The records below should be written out again, exactly.

-- begin RECORDS SUPPLIED --

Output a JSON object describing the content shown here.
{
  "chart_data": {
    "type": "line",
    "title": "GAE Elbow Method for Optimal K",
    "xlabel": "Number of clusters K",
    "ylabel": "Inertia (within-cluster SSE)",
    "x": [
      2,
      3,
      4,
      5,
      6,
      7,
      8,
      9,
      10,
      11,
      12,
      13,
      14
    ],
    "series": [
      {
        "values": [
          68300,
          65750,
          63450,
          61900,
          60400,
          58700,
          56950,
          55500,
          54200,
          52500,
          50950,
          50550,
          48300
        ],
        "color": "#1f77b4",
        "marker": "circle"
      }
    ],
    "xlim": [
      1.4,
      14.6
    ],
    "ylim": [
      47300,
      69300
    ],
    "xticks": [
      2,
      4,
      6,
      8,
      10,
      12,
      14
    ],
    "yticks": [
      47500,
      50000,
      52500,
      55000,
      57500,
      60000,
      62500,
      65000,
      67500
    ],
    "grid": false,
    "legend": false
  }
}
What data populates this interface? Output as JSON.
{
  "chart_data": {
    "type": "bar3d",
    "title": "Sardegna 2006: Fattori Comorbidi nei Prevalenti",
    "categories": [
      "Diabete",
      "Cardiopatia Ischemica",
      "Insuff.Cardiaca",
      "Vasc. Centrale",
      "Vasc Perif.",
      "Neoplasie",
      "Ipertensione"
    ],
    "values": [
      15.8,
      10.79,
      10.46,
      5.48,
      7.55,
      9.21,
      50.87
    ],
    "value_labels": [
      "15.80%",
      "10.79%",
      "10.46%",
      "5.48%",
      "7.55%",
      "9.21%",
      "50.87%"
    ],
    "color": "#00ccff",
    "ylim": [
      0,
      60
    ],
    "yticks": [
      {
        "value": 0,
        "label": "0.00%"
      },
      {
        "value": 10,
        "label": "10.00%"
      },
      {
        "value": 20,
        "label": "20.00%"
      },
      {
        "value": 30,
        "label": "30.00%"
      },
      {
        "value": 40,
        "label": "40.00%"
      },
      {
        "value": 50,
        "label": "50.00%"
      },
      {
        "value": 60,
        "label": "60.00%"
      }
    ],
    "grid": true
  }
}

-- end RECORDS SUPPLIED --

ANSWER TO THE PROBLEM
Output a JSON object describing the content shown here.
{
  "chart_data": {
    "type": "line",
    "title": "GAE Elbow Method for Optimal K",
    "xlabel": "Number of clusters K",
    "ylabel": "Inertia (within-cluster SSE)",
    "x": [
      2,
      3,
      4,
      5,
      6,
      7,
      8,
      9,
      10,
      11,
      12,
      13,
      14
    ],
    "series": [
      {
        "values": [
          68300,
          65750,
          63450,
          61900,
          60400,
          58700,
          56950,
          55500,
          54200,
          52500,
          50950,
          50550,
          48300
        ],
        "color": "#1f77b4",
        "marker": "circle"
      }
    ],
    "xlim": [
      1.4,
      14.6
    ],
    "ylim": [
      47300,
      69300
    ],
    "xticks": [
      2,
      4,
      6,
      8,
      10,
      12,
      14
    ],
    "yticks": [
      47500,
      50000,
      52500,
      55000,
      57500,
      60000,
      62500,
      65000,
      67500
    ],
    "grid": false,
    "legend": false
  }
}
What data populates this interface? Output as JSON.
{
  "chart_data": {
    "type": "bar3d",
    "title": "Sardegna 2006: Fattori Comorbidi nei Prevalenti",
    "categories": [
      "Diabete",
      "Cardiopatia Ischemica",
      "Insuff.Cardiaca",
      "Vasc. Centrale",
      "Vasc Perif.",
      "Neoplasie",
      "Ipertensione"
    ],
    "values": [
      15.8,
      10.79,
      10.46,
      5.48,
      7.55,
      9.21,
      50.87
    ],
    "value_labels": [
      "15.80%",
      "10.79%",
      "10.46%",
      "5.48%",
      "7.55%",
      "9.21%",
      "50.87%"
    ],
    "color": "#00ccff",
    "ylim": [
      0,
      60
    ],
    "yticks": [
      {
        "value": 0,
        "label": "0.00%"
      },
      {
        "value": 10,
        "label": "10.00%"
      },
      {
        "value": 20,
        "label": "20.00%"
      },
      {
        "value": 30,
        "label": "30.00%"
      },
      {
        "value": 40,
        "label": "40.00%"
      },
      {
        "value": 50,
        "label": "50.00%"
      },
      {
        "value": 60,
        "label": "60.00%"
      }
    ],
    "grid": true
  }
}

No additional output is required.